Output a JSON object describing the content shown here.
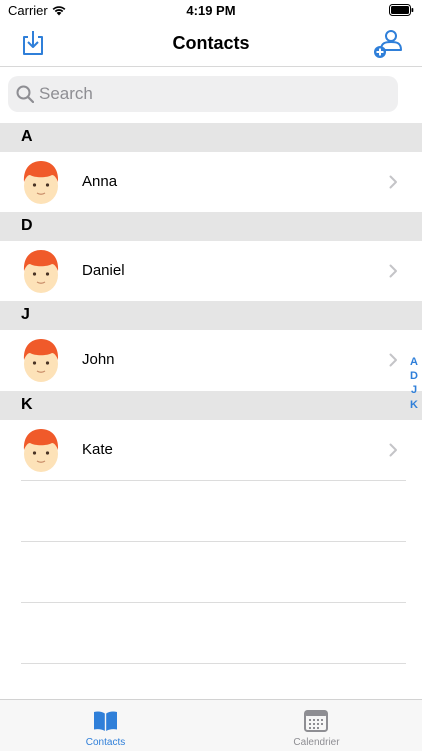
{
  "status": {
    "carrier": "Carrier",
    "time": "4:19 PM"
  },
  "nav": {
    "title": "Contacts",
    "left_icon": "import-icon",
    "right_icon": "add-contact-icon"
  },
  "search": {
    "placeholder": "Search",
    "value": ""
  },
  "sections": [
    {
      "letter": "A",
      "contacts": [
        {
          "name": "Anna"
        }
      ]
    },
    {
      "letter": "D",
      "contacts": [
        {
          "name": "Daniel"
        }
      ]
    },
    {
      "letter": "J",
      "contacts": [
        {
          "name": "John"
        }
      ]
    },
    {
      "letter": "K",
      "contacts": [
        {
          "name": "Kate"
        }
      ]
    }
  ],
  "index": [
    "A",
    "D",
    "J",
    "K"
  ],
  "tabs": [
    {
      "label": "Contacts",
      "icon": "book-icon",
      "selected": true
    },
    {
      "label": "Calendrier",
      "icon": "calendar-icon",
      "selected": false
    }
  ],
  "colors": {
    "accent": "#2f7fd9",
    "inactive": "#8e8e93",
    "header_bg": "#e5e5e5",
    "avatar_hair": "#f05a2a",
    "avatar_skin": "#fde2b8"
  }
}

* * * * * * * * *

* **Given problem**
Reproduce the full listing above verbatim, with no pictures included.

* **Solution to this task**
Output a JSON object describing the content shown here.
{
  "status": {
    "carrier": "Carrier",
    "time": "4:19 PM"
  },
  "nav": {
    "title": "Contacts",
    "left_icon": "import-icon",
    "right_icon": "add-contact-icon"
  },
  "search": {
    "placeholder": "Search",
    "value": ""
  },
  "sections": [
    {
      "letter": "A",
      "contacts": [
        {
          "name": "Anna"
        }
      ]
    },
    {
      "letter": "D",
      "contacts": [
        {
          "name": "Daniel"
        }
      ]
    },
    {
      "letter": "J",
      "contacts": [
        {
          "name": "John"
        }
      ]
    },
    {
      "letter": "K",
      "contacts": [
        {
          "name": "Kate"
        }
      ]
    }
  ],
  "index": [
    "A",
    "D",
    "J",
    "K"
  ],
  "tabs": [
    {
      "label": "Contacts",
      "icon": "book-icon",
      "selected": true
    },
    {
      "label": "Calendrier",
      "icon": "calendar-icon",
      "selected": false
    }
  ],
  "colors": {
    "accent": "#2f7fd9",
    "inactive": "#8e8e93",
    "header_bg": "#e5e5e5",
    "avatar_hair": "#f05a2a",
    "avatar_skin": "#fde2b8"
  }
}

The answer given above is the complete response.